▸ **DIRECTIONS FOR THIS TASK**: Print the lines verbatim, from the start of the records down through the line containing "sidebar-item[interactable]: ダッシュボード xyxy=(12,392,219,428)", including that line.

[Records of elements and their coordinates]
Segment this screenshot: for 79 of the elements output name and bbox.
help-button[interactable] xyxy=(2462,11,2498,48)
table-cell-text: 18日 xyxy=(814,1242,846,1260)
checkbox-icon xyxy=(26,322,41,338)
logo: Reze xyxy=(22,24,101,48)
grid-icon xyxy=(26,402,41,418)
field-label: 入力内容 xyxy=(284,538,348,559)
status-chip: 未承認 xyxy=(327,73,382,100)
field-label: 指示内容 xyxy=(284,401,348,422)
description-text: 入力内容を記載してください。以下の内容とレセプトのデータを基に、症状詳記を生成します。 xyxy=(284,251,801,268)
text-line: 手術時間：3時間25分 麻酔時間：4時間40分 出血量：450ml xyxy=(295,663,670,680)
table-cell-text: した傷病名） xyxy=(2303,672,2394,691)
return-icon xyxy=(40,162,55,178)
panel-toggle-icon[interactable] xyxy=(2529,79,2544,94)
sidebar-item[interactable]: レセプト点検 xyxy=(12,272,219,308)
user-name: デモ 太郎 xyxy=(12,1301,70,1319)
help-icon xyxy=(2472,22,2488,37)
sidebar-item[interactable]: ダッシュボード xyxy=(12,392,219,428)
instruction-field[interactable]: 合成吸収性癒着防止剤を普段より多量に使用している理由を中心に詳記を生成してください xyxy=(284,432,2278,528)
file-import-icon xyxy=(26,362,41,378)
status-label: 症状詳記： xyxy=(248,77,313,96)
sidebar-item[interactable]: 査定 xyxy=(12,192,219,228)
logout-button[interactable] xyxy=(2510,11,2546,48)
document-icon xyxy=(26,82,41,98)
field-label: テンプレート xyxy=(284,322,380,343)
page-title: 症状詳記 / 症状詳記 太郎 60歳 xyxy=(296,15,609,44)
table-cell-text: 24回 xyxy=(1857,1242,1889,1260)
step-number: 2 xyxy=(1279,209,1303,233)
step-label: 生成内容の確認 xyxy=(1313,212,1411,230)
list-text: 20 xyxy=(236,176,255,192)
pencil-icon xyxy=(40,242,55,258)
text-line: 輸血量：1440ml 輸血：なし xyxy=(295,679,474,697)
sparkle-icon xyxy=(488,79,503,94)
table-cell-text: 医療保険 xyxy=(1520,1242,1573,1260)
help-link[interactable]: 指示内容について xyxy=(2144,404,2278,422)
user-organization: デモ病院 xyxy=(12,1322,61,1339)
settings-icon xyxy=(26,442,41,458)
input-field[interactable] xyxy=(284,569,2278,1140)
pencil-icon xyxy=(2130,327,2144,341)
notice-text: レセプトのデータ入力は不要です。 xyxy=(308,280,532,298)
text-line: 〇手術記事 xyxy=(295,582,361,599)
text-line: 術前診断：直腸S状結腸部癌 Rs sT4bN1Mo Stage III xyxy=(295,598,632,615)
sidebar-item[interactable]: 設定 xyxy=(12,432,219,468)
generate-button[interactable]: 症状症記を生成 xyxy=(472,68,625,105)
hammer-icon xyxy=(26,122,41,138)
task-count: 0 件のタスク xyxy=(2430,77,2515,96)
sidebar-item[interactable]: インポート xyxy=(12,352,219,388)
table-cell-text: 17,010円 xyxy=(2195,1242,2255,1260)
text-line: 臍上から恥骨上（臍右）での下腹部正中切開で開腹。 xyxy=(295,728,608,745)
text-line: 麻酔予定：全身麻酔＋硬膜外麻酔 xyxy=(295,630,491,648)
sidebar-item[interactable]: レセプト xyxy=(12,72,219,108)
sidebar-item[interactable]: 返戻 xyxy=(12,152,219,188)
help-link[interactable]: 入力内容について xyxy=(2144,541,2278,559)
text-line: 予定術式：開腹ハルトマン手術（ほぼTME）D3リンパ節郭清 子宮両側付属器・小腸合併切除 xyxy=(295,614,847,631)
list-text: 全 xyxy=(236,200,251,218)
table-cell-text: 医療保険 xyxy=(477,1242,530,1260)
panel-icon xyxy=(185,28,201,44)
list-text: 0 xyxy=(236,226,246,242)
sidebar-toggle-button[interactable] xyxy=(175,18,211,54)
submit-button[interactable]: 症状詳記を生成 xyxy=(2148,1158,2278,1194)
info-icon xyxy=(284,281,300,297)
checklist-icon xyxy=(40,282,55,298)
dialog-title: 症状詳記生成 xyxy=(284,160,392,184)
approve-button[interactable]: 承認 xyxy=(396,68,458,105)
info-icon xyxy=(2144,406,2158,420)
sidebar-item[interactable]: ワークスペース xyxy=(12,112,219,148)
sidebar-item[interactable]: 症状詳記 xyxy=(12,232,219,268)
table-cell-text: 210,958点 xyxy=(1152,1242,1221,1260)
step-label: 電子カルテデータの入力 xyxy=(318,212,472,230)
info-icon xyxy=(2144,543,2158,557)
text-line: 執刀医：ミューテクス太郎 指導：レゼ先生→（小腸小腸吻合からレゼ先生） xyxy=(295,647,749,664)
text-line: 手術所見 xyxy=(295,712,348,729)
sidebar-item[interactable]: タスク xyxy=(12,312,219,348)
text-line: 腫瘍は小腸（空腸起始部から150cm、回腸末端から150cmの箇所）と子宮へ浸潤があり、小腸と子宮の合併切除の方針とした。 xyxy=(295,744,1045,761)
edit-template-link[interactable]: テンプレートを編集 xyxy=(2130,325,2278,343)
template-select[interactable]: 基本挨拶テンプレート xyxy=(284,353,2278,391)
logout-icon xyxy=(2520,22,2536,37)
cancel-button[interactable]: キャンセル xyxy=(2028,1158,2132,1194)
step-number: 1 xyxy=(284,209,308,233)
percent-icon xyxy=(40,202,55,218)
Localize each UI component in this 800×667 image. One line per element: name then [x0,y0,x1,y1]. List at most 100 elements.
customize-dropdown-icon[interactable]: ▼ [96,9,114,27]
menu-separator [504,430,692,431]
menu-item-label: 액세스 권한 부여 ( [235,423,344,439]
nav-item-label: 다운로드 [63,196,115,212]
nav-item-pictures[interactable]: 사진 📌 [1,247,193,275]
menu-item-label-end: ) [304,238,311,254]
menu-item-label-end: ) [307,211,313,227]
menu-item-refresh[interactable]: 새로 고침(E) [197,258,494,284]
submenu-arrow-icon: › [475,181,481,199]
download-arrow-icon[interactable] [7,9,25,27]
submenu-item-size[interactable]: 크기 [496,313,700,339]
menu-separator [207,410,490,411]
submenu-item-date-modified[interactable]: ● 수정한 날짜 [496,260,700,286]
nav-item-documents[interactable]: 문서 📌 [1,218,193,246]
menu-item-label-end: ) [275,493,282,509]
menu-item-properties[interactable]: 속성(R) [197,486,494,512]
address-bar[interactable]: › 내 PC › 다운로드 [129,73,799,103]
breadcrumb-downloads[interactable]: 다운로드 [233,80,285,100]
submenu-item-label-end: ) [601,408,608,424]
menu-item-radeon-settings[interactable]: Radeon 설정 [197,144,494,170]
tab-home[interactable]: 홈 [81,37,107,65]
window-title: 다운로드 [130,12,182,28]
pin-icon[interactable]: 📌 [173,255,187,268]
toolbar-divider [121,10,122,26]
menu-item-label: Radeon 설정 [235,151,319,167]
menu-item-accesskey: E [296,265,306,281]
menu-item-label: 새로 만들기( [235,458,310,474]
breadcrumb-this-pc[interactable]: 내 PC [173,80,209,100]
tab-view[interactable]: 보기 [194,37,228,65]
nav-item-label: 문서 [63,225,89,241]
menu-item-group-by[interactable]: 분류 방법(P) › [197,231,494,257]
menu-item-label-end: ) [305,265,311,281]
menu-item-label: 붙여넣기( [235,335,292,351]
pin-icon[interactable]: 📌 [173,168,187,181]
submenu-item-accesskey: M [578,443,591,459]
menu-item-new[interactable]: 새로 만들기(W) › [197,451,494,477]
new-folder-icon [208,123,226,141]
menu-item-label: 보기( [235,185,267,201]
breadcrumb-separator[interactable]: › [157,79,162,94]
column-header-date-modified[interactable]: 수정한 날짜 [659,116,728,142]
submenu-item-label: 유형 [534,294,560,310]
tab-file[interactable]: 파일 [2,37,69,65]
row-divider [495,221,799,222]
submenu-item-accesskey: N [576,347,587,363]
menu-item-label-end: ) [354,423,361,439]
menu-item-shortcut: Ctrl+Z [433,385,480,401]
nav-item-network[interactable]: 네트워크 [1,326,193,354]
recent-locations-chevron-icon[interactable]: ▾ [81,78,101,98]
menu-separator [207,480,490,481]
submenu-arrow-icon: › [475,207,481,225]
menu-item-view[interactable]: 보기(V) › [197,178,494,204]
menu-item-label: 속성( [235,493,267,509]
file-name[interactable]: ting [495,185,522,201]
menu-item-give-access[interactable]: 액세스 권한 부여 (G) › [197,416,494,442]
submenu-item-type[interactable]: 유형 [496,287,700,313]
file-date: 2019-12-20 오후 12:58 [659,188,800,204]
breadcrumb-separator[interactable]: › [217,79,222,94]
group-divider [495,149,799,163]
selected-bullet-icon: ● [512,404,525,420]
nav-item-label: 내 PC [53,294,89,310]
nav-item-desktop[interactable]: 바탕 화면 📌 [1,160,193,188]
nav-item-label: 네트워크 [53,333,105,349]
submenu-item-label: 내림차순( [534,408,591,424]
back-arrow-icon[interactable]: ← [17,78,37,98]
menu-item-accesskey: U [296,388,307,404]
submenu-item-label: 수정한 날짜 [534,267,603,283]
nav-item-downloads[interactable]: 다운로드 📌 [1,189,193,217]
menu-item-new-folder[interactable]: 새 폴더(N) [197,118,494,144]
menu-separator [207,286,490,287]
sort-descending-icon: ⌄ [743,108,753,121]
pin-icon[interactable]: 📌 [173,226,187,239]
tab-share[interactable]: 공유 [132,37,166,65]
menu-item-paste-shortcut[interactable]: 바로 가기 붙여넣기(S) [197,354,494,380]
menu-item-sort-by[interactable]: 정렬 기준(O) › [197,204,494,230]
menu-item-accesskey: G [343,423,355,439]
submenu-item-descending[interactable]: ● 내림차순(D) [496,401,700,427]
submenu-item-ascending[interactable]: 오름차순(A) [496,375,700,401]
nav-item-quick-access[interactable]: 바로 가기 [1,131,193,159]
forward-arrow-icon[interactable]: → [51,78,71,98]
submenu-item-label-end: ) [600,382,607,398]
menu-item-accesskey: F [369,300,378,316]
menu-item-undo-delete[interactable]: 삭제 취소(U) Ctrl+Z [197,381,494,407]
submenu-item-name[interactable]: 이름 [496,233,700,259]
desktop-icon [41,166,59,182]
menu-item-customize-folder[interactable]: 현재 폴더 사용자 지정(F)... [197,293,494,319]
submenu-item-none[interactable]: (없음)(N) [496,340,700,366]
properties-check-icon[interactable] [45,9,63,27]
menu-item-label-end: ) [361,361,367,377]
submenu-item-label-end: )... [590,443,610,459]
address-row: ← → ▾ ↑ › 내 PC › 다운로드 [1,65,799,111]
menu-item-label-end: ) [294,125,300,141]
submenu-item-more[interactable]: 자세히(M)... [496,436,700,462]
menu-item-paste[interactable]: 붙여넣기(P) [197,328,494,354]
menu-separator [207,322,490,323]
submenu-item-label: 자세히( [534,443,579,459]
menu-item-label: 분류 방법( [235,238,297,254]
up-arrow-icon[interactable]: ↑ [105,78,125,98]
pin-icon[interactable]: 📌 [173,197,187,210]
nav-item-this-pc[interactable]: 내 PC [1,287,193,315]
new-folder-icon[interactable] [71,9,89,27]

▸ **ANSWER IN FULL**:
Segment this screenshot: for 79 of the elements output name and bbox.
help-button[interactable] xyxy=(2462,11,2498,48)
table-cell-text: 18日 xyxy=(814,1242,846,1260)
checkbox-icon xyxy=(26,322,41,338)
logo: Reze xyxy=(22,24,101,48)
grid-icon xyxy=(26,402,41,418)
field-label: 入力内容 xyxy=(284,538,348,559)
status-chip: 未承認 xyxy=(327,73,382,100)
field-label: 指示内容 xyxy=(284,401,348,422)
description-text: 入力内容を記載してください。以下の内容とレセプトのデータを基に、症状詳記を生成します。 xyxy=(284,251,801,268)
text-line: 手術時間：3時間25分 麻酔時間：4時間40分 出血量：450ml xyxy=(295,663,670,680)
table-cell-text: した傷病名） xyxy=(2303,672,2394,691)
return-icon xyxy=(40,162,55,178)
panel-toggle-icon[interactable] xyxy=(2529,79,2544,94)
sidebar-item[interactable]: レセプト点検 xyxy=(12,272,219,308)
user-name: デモ 太郎 xyxy=(12,1301,70,1319)
help-icon xyxy=(2472,22,2488,37)
sidebar-item[interactable]: ダッシュボード xyxy=(12,392,219,428)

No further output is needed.